+++ MATERIAL FOR THIS TASK +++
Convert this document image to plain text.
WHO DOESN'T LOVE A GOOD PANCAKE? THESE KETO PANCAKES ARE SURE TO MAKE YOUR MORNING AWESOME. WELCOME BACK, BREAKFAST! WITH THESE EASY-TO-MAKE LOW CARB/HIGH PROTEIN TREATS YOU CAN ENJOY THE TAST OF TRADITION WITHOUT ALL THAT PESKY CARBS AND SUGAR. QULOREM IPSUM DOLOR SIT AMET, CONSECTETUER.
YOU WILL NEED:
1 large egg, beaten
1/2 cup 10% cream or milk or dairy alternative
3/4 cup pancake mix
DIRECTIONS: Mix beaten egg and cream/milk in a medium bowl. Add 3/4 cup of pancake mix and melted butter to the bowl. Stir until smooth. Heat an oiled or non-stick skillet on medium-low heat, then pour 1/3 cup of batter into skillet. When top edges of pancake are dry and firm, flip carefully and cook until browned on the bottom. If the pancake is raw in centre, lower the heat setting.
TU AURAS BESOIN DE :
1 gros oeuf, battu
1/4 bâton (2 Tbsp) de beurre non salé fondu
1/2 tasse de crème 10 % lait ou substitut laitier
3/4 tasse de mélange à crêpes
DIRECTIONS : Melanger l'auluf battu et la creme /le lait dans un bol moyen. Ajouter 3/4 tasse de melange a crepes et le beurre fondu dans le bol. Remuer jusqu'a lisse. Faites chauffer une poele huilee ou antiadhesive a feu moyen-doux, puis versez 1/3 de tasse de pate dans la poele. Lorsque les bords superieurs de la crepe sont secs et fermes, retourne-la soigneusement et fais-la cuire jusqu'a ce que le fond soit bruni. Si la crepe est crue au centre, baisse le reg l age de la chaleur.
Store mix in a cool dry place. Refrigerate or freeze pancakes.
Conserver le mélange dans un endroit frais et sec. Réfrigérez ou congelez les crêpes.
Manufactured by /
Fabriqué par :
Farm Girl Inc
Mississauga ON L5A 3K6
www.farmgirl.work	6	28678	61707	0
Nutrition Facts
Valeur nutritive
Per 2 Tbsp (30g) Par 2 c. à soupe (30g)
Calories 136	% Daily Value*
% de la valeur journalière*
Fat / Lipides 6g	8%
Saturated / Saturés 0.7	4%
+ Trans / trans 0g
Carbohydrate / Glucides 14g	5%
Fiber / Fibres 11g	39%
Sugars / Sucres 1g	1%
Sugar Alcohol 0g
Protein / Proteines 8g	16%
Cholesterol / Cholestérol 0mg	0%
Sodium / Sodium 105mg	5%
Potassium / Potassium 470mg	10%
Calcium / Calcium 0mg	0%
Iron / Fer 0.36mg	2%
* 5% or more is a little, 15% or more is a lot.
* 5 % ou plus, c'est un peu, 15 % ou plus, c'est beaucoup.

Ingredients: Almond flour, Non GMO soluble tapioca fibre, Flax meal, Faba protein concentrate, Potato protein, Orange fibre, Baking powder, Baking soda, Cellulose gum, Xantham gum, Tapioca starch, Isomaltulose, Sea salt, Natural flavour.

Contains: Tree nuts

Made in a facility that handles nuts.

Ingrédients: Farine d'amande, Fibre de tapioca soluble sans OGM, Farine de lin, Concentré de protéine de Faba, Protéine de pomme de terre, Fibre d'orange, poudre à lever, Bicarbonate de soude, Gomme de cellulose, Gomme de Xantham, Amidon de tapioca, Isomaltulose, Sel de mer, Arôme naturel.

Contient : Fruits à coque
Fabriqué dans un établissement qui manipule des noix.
+++
▶ **WORK REQUEST**
Reproduce the material above, every line of it, exactly.

▶ **ANSWER SECTION**
Convert this document image to plain text.
WHO DOESN'T LOVE A GOOD PANCAKE? THESE KETO PANCAKES ARE SURE TO MAKE YOUR MORNING AWESOME. WELCOME BACK, BREAKFAST! WITH THESE EASY-TO-MAKE LOW CARB/HIGH PROTEIN TREATS YOU CAN ENJOY THE TAST OF TRADITION WITHOUT ALL THAT PESKY CARBS AND SUGAR. QULOREM IPSUM DOLOR SIT AMET, CONSECTETUER.
YOU WILL NEED:
1 large egg, beaten
1/2 cup 10% cream or milk or dairy alternative
3/4 cup pancake mix
DIRECTIONS: Mix beaten egg and cream/milk in a medium bowl. Add 3/4 cup of pancake mix and melted butter to the bowl. Stir until smooth. Heat an oiled or non-stick skillet on medium-low heat, then pour 1/3 cup of batter into skillet. When top edges of pancake are dry and firm, flip carefully and cook until browned on the bottom. If the pancake is raw in centre, lower the heat setting.
TU AURAS BESOIN DE :
1 gros oeuf, battu
1/4 bâton (2 Tbsp) de beurre non salé fondu
1/2 tasse de crème 10 % lait ou substitut laitier
3/4 tasse de mélange à crêpes
DIRECTIONS : Melanger l'auluf battu et la creme /le lait dans un bol moyen. Ajouter 3/4 tasse de melange a crepes et le beurre fondu dans le bol. Remuer jusqu'a lisse. Faites chauffer une poele huilee ou antiadhesive a feu moyen-doux, puis versez 1/3 de tasse de pate dans la poele. Lorsque les bords superieurs de la crepe sont secs et fermes, retourne-la soigneusement et fais-la cuire jusqu'a ce que le fond soit bruni. Si la crepe est crue au centre, baisse le reg l age de la chaleur.
Store mix in a cool dry place. Refrigerate or freeze pancakes.
Conserver le mélange dans un endroit frais et sec. Réfrigérez ou congelez les crêpes.
Manufactured by /
Fabriqué par :
Farm Girl Inc
Mississauga ON L5A 3K6
www.farmgirl.work	6	28678	61707	0
Nutrition Facts
Valeur nutritive
Per 2 Tbsp (30g) Par 2 c. à soupe (30g)
Calories 136	% Daily Value*
% de la valeur journalière*
Fat / Lipides 6g	8%
Saturated / Saturés 0.7	4%
+ Trans / trans 0g
Carbohydrate / Glucides 14g	5%
Fiber / Fibres 11g	39%
Sugars / Sucres 1g	1%
Sugar Alcohol 0g
Protein / Proteines 8g	16%
Cholesterol / Cholestérol 0mg	0%
Sodium / Sodium 105mg	5%
Potassium / Potassium 470mg	10%
Calcium / Calcium 0mg	0%
Iron / Fer 0.36mg	2%
* 5% or more is a little, 15% or more is a lot.
* 5 % ou plus, c'est un peu, 15 % ou plus, c'est beaucoup.

Ingredients: Almond flour, Non GMO soluble tapioca fibre, Flax meal, Faba protein concentrate, Potato protein, Orange fibre, Baking powder, Baking soda, Cellulose gum, Xantham gum, Tapioca starch, Isomaltulose, Sea salt, Natural flavour.

Contains: Tree nuts

Made in a facility that handles nuts.

Ingrédients: Farine d'amande, Fibre de tapioca soluble sans OGM, Farine de lin, Concentré de protéine de Faba, Protéine de pomme de terre, Fibre d'orange, poudre à lever, Bicarbonate de soude, Gomme de cellulose, Gomme de Xantham, Amidon de tapioca, Isomaltulose, Sel de mer, Arôme naturel.

Contient : Fruits à coque
Fabriqué dans un établissement qui manipule des noix.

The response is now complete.